[Saved data entries]
§ §

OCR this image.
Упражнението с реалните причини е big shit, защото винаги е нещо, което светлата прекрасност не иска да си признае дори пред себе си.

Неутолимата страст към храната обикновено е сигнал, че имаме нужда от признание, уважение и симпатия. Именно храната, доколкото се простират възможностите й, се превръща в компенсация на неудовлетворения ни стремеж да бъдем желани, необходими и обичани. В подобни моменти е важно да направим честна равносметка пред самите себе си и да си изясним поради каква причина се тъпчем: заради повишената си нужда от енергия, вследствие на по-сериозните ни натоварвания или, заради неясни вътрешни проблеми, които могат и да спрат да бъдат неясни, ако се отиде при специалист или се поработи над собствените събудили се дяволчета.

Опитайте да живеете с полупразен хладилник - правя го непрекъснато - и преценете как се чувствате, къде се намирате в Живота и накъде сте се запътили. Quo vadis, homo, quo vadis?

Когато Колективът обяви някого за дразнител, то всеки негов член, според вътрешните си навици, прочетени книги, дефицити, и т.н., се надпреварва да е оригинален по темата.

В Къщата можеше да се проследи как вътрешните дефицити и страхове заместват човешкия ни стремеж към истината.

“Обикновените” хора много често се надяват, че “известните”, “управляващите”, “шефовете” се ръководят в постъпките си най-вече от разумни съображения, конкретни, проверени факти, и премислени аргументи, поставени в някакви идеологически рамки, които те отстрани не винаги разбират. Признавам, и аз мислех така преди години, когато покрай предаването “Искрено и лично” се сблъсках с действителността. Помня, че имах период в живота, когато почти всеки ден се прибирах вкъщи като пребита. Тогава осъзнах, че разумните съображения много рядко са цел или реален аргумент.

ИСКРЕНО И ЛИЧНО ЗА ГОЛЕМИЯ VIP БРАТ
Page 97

§ §

### Aim of the task
Print again each line of the listing above, exactly as it appears.

### Response to this task
OCR this image.
Упражнението с реалните причини е big shit, защото винаги е нещо, което светлата прекрасност не иска да си признае дори пред себе си.

Неутолимата страст към храната обикновено е сигнал, че имаме нужда от признание, уважение и симпатия. Именно храната, доколкото се простират възможностите й, се превръща в компенсация на неудовлетворения ни стремеж да бъдем желани, необходими и обичани. В подобни моменти е важно да направим честна равносметка пред самите себе си и да си изясним поради каква причина се тъпчем: заради повишената си нужда от енергия, вследствие на по-сериозните ни натоварвания или, заради неясни вътрешни проблеми, които могат и да спрат да бъдат неясни, ако се отиде при специалист или се поработи над собствените събудили се дяволчета.

Опитайте да живеете с полупразен хладилник - правя го непрекъснато - и преценете как се чувствате, къде се намирате в Живота и накъде сте се запътили. Quo vadis, homo, quo vadis?

Когато Колективът обяви някого за дразнител, то всеки негов член, според вътрешните си навици, прочетени книги, дефицити, и т.н., се надпреварва да е оригинален по темата.

В Къщата можеше да се проследи как вътрешните дефицити и страхове заместват човешкия ни стремеж към истината.

“Обикновените” хора много често се надяват, че “известните”, “управляващите”, “шефовете” се ръководят в постъпките си най-вече от разумни съображения, конкретни, проверени факти, и премислени аргументи, поставени в някакви идеологически рамки, които те отстрани не винаги разбират. Признавам, и аз мислех така преди години, когато покрай предаването “Искрено и лично” се сблъсках с действителността. Помня, че имах период в живота, когато почти всеки ден се прибирах вкъщи като пребита. Тогава осъзнах, че разумните съображения много рядко са цел или реален аргумент.

ИСКРЕНО И ЛИЧНО ЗА ГОЛЕМИЯ VIP БРАТ
Page 97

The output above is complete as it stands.